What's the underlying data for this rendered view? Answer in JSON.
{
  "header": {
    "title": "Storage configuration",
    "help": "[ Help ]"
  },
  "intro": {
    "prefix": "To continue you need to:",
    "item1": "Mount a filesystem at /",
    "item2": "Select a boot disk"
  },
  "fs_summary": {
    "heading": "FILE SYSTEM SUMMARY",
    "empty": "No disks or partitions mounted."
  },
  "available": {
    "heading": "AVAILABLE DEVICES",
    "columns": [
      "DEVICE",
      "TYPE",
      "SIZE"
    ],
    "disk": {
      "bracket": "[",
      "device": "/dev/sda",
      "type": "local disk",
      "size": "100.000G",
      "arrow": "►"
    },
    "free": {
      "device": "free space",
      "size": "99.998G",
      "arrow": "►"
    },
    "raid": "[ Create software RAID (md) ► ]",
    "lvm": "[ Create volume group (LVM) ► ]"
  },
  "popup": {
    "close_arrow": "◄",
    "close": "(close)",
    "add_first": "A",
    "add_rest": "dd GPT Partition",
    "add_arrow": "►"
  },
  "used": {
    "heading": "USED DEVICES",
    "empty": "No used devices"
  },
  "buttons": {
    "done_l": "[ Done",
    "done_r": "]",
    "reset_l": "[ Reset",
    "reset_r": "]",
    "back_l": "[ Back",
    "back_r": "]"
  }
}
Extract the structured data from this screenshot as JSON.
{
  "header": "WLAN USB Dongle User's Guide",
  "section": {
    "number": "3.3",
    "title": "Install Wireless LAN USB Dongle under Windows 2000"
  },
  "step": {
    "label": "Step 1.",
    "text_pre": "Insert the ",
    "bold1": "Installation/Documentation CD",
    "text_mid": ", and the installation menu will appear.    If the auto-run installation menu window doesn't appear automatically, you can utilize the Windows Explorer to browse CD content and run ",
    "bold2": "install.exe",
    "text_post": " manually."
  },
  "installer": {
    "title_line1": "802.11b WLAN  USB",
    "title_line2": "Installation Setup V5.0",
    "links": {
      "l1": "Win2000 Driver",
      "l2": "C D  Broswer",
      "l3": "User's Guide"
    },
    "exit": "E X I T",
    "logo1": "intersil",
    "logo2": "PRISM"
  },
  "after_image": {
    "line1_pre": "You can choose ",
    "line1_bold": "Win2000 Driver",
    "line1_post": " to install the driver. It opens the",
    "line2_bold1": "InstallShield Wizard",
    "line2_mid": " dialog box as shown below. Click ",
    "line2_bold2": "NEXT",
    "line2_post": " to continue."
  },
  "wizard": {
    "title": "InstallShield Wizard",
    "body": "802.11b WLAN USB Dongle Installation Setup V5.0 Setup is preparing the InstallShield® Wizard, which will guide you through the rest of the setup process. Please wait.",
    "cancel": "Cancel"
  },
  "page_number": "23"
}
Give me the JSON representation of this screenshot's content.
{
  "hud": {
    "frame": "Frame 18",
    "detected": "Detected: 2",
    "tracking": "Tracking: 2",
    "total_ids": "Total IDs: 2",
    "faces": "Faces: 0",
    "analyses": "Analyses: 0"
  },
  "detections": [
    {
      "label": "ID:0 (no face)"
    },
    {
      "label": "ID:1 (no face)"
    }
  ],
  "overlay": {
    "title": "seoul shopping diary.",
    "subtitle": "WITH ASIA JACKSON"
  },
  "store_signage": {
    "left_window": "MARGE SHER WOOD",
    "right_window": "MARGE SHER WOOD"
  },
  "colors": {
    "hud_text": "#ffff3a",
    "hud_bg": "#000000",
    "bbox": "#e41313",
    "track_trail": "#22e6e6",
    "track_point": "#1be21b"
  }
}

### Problem details
Gather all lines from the listing above in which "will" occurs.

### Worked answer
    "text_mid": ", and the installation menu will appear.    If the auto-run installation menu window doesn't appear automatically, you can utilize the Windows Explorer to browse CD content and run ",
    "body": "802.11b WLAN USB Dongle Installation Setup V5.0 Setup is preparing the InstallShield® Wizard, which will guide you through the rest of the setup process. Please wait.",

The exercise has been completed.